Entries with figure data
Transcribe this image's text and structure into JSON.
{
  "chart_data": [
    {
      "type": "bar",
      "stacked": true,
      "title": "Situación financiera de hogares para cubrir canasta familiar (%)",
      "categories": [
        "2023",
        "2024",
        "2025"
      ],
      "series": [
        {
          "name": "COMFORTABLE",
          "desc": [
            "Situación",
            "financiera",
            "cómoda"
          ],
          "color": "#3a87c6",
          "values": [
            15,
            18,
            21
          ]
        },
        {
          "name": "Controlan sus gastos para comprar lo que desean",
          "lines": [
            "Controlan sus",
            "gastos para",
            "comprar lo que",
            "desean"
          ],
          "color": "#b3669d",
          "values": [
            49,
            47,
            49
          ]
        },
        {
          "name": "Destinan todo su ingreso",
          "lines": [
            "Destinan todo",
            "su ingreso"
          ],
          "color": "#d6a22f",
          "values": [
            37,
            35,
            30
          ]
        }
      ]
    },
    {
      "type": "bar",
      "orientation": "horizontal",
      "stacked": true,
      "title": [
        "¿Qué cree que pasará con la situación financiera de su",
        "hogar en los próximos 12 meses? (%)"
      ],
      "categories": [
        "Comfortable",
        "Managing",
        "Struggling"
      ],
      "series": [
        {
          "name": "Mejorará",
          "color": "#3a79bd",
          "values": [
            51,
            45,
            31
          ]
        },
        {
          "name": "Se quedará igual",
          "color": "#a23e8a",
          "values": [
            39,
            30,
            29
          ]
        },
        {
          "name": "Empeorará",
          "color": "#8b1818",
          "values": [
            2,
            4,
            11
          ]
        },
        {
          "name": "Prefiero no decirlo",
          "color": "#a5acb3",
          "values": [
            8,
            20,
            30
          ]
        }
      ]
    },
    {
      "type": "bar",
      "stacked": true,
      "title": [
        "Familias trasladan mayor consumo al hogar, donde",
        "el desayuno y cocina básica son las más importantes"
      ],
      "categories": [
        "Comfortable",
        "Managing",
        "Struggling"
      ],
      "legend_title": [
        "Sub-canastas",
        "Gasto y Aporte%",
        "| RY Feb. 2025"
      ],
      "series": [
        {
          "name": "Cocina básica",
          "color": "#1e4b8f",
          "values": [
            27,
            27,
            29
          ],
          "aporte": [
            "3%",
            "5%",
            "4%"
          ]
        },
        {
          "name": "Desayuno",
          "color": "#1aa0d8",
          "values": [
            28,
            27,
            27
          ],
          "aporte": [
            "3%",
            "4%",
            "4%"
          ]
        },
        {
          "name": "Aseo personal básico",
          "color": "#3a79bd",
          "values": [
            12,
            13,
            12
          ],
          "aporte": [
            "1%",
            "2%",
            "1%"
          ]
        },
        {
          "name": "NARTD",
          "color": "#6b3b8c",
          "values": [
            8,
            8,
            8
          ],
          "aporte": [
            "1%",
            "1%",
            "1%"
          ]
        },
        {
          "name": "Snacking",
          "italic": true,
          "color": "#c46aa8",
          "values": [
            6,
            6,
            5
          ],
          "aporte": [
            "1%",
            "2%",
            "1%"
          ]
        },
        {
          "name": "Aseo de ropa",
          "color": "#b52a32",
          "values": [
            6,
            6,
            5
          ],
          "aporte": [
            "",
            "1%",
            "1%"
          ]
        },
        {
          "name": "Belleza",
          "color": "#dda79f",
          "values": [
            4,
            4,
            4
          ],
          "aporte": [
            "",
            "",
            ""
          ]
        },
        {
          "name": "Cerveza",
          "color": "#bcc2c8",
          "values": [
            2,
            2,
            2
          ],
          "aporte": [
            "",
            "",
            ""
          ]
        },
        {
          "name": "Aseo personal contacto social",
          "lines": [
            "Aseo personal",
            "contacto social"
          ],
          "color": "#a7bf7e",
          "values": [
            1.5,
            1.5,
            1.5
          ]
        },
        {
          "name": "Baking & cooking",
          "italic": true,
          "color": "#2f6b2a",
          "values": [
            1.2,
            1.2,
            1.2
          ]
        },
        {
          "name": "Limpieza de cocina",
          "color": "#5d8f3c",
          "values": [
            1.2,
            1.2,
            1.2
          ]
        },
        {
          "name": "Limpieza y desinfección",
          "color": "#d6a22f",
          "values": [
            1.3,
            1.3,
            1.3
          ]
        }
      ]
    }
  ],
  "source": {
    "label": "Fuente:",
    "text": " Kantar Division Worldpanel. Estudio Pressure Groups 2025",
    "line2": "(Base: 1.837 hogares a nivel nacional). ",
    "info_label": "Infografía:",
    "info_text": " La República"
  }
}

• WHAT TO PRODUCE: Find the word "social" and list each line it appears in.

• REPLY:
          "name": "Aseo personal contacto social",
            "contacto social"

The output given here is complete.